Data items:
----------------------------------------

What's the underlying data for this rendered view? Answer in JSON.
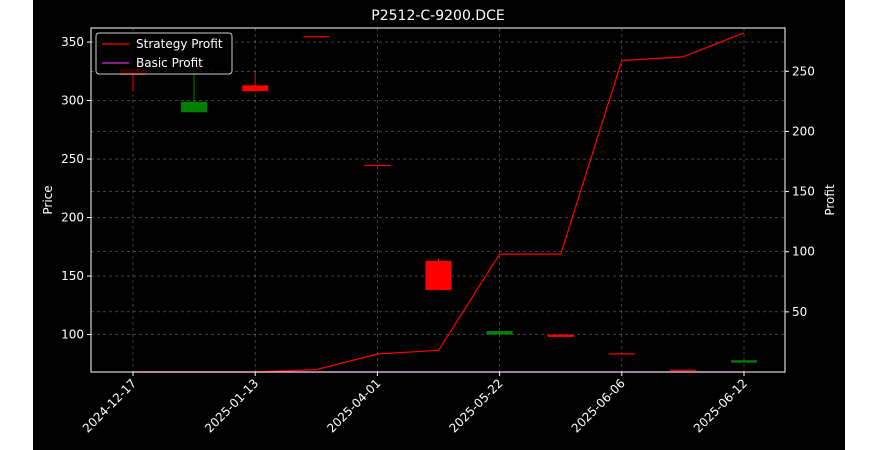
{
  "chart_data": {
    "type": "candlestick",
    "title": "P2512-C-9200.DCE",
    "xlabel": "",
    "ylabel_left": "Price",
    "ylabel_right": "Profit",
    "x_tick_labels": [
      "2024-12-17",
      "2025-01-13",
      "2025-04-01",
      "2025-05-22",
      "2025-06-06",
      "2025-06-12"
    ],
    "y_left_ticks": [
      100,
      150,
      200,
      250,
      300,
      350
    ],
    "y_right_ticks": [
      50,
      100,
      150,
      200,
      250
    ],
    "ylim_left": [
      68,
      362
    ],
    "ylim_right": [
      0,
      286
    ],
    "legend": {
      "placement": "top-left",
      "entries": [
        "Strategy Profit",
        "Basic Profit"
      ]
    },
    "grid": true,
    "colors": {
      "up": "#ff0000",
      "down": "#008000",
      "strategy": "#ff0000",
      "basic": "#d52fd5",
      "background": "#000000",
      "grid": "#b0b0b0",
      "text": "#ffffff"
    },
    "candles": [
      {
        "x": 0,
        "open": 322,
        "close": 327,
        "high": 328,
        "low": 308
      },
      {
        "x": 1,
        "open": 299,
        "close": 290,
        "high": 340,
        "low": 290
      },
      {
        "x": 2,
        "open": 308,
        "close": 313,
        "high": 324,
        "low": 308
      },
      {
        "x": 3,
        "open": 355,
        "close": 355,
        "high": 355,
        "low": 355
      },
      {
        "x": 4,
        "open": 245,
        "close": 245,
        "high": 245,
        "low": 245
      },
      {
        "x": 5,
        "open": 138,
        "close": 163,
        "high": 165,
        "low": 138
      },
      {
        "x": 6,
        "open": 103,
        "close": 100,
        "high": 103,
        "low": 100
      },
      {
        "x": 7,
        "open": 98,
        "close": 100,
        "high": 100,
        "low": 98
      },
      {
        "x": 8,
        "open": 84,
        "close": 84,
        "high": 84,
        "low": 84
      },
      {
        "x": 9,
        "open": 70,
        "close": 70,
        "high": 70,
        "low": 70
      },
      {
        "x": 10,
        "open": 78,
        "close": 76,
        "high": 78,
        "low": 76
      }
    ],
    "series": [
      {
        "name": "Strategy Profit",
        "x": [
          0,
          1,
          2,
          3,
          4,
          5,
          6,
          7,
          8,
          9,
          10
        ],
        "values": [
          0,
          0,
          0,
          2,
          15,
          18,
          98,
          98,
          259,
          262,
          282
        ]
      },
      {
        "name": "Basic Profit",
        "x": [
          0,
          1,
          2,
          3,
          4,
          5,
          6,
          7,
          8,
          9,
          10
        ],
        "values": [
          0,
          0,
          0,
          0,
          0,
          0,
          0,
          0,
          0,
          0,
          0
        ]
      }
    ]
  }
}
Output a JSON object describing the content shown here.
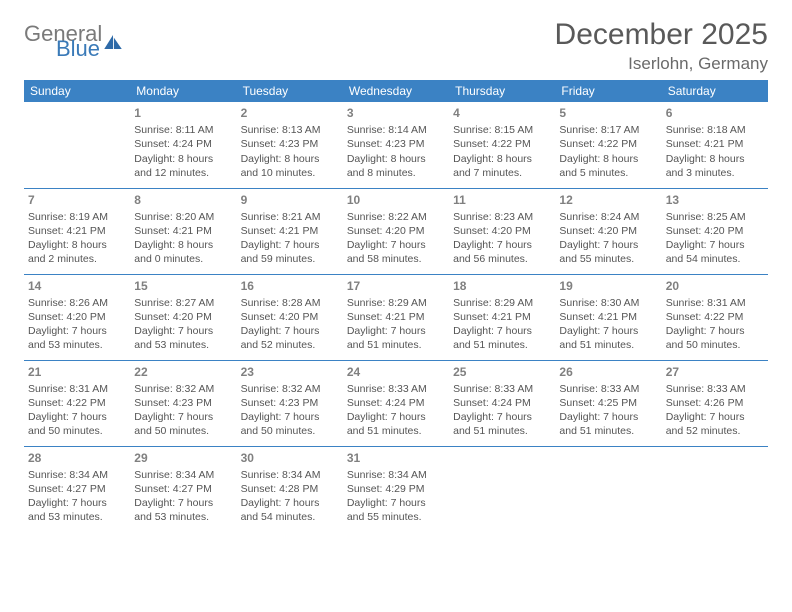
{
  "logo": {
    "text1": "General",
    "text2": "Blue"
  },
  "title": "December 2025",
  "location": "Iserlohn, Germany",
  "header_bg": "#3b82c4",
  "week_border": "#3b82c4",
  "days": [
    "Sunday",
    "Monday",
    "Tuesday",
    "Wednesday",
    "Thursday",
    "Friday",
    "Saturday"
  ],
  "weeks": [
    [
      null,
      {
        "n": "1",
        "sr": "8:11 AM",
        "ss": "4:24 PM",
        "dl": "8 hours and 12 minutes."
      },
      {
        "n": "2",
        "sr": "8:13 AM",
        "ss": "4:23 PM",
        "dl": "8 hours and 10 minutes."
      },
      {
        "n": "3",
        "sr": "8:14 AM",
        "ss": "4:23 PM",
        "dl": "8 hours and 8 minutes."
      },
      {
        "n": "4",
        "sr": "8:15 AM",
        "ss": "4:22 PM",
        "dl": "8 hours and 7 minutes."
      },
      {
        "n": "5",
        "sr": "8:17 AM",
        "ss": "4:22 PM",
        "dl": "8 hours and 5 minutes."
      },
      {
        "n": "6",
        "sr": "8:18 AM",
        "ss": "4:21 PM",
        "dl": "8 hours and 3 minutes."
      }
    ],
    [
      {
        "n": "7",
        "sr": "8:19 AM",
        "ss": "4:21 PM",
        "dl": "8 hours and 2 minutes."
      },
      {
        "n": "8",
        "sr": "8:20 AM",
        "ss": "4:21 PM",
        "dl": "8 hours and 0 minutes."
      },
      {
        "n": "9",
        "sr": "8:21 AM",
        "ss": "4:21 PM",
        "dl": "7 hours and 59 minutes."
      },
      {
        "n": "10",
        "sr": "8:22 AM",
        "ss": "4:20 PM",
        "dl": "7 hours and 58 minutes."
      },
      {
        "n": "11",
        "sr": "8:23 AM",
        "ss": "4:20 PM",
        "dl": "7 hours and 56 minutes."
      },
      {
        "n": "12",
        "sr": "8:24 AM",
        "ss": "4:20 PM",
        "dl": "7 hours and 55 minutes."
      },
      {
        "n": "13",
        "sr": "8:25 AM",
        "ss": "4:20 PM",
        "dl": "7 hours and 54 minutes."
      }
    ],
    [
      {
        "n": "14",
        "sr": "8:26 AM",
        "ss": "4:20 PM",
        "dl": "7 hours and 53 minutes."
      },
      {
        "n": "15",
        "sr": "8:27 AM",
        "ss": "4:20 PM",
        "dl": "7 hours and 53 minutes."
      },
      {
        "n": "16",
        "sr": "8:28 AM",
        "ss": "4:20 PM",
        "dl": "7 hours and 52 minutes."
      },
      {
        "n": "17",
        "sr": "8:29 AM",
        "ss": "4:21 PM",
        "dl": "7 hours and 51 minutes."
      },
      {
        "n": "18",
        "sr": "8:29 AM",
        "ss": "4:21 PM",
        "dl": "7 hours and 51 minutes."
      },
      {
        "n": "19",
        "sr": "8:30 AM",
        "ss": "4:21 PM",
        "dl": "7 hours and 51 minutes."
      },
      {
        "n": "20",
        "sr": "8:31 AM",
        "ss": "4:22 PM",
        "dl": "7 hours and 50 minutes."
      }
    ],
    [
      {
        "n": "21",
        "sr": "8:31 AM",
        "ss": "4:22 PM",
        "dl": "7 hours and 50 minutes."
      },
      {
        "n": "22",
        "sr": "8:32 AM",
        "ss": "4:23 PM",
        "dl": "7 hours and 50 minutes."
      },
      {
        "n": "23",
        "sr": "8:32 AM",
        "ss": "4:23 PM",
        "dl": "7 hours and 50 minutes."
      },
      {
        "n": "24",
        "sr": "8:33 AM",
        "ss": "4:24 PM",
        "dl": "7 hours and 51 minutes."
      },
      {
        "n": "25",
        "sr": "8:33 AM",
        "ss": "4:24 PM",
        "dl": "7 hours and 51 minutes."
      },
      {
        "n": "26",
        "sr": "8:33 AM",
        "ss": "4:25 PM",
        "dl": "7 hours and 51 minutes."
      },
      {
        "n": "27",
        "sr": "8:33 AM",
        "ss": "4:26 PM",
        "dl": "7 hours and 52 minutes."
      }
    ],
    [
      {
        "n": "28",
        "sr": "8:34 AM",
        "ss": "4:27 PM",
        "dl": "7 hours and 53 minutes."
      },
      {
        "n": "29",
        "sr": "8:34 AM",
        "ss": "4:27 PM",
        "dl": "7 hours and 53 minutes."
      },
      {
        "n": "30",
        "sr": "8:34 AM",
        "ss": "4:28 PM",
        "dl": "7 hours and 54 minutes."
      },
      {
        "n": "31",
        "sr": "8:34 AM",
        "ss": "4:29 PM",
        "dl": "7 hours and 55 minutes."
      },
      null,
      null,
      null
    ]
  ],
  "labels": {
    "sunrise": "Sunrise:",
    "sunset": "Sunset:",
    "daylight": "Daylight:"
  }
}
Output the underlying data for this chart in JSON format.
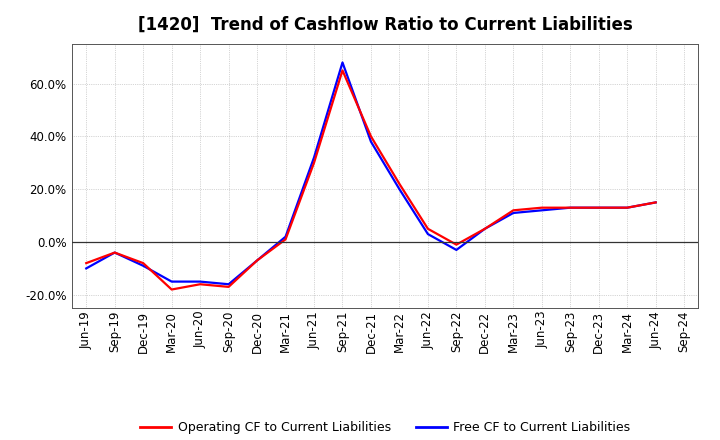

----------------------------------------

• [Given request]: Pick out each line in the material containing "name".

• [Answer]:
        "name": "Strategy Profit",
        "name": "Basic Profit",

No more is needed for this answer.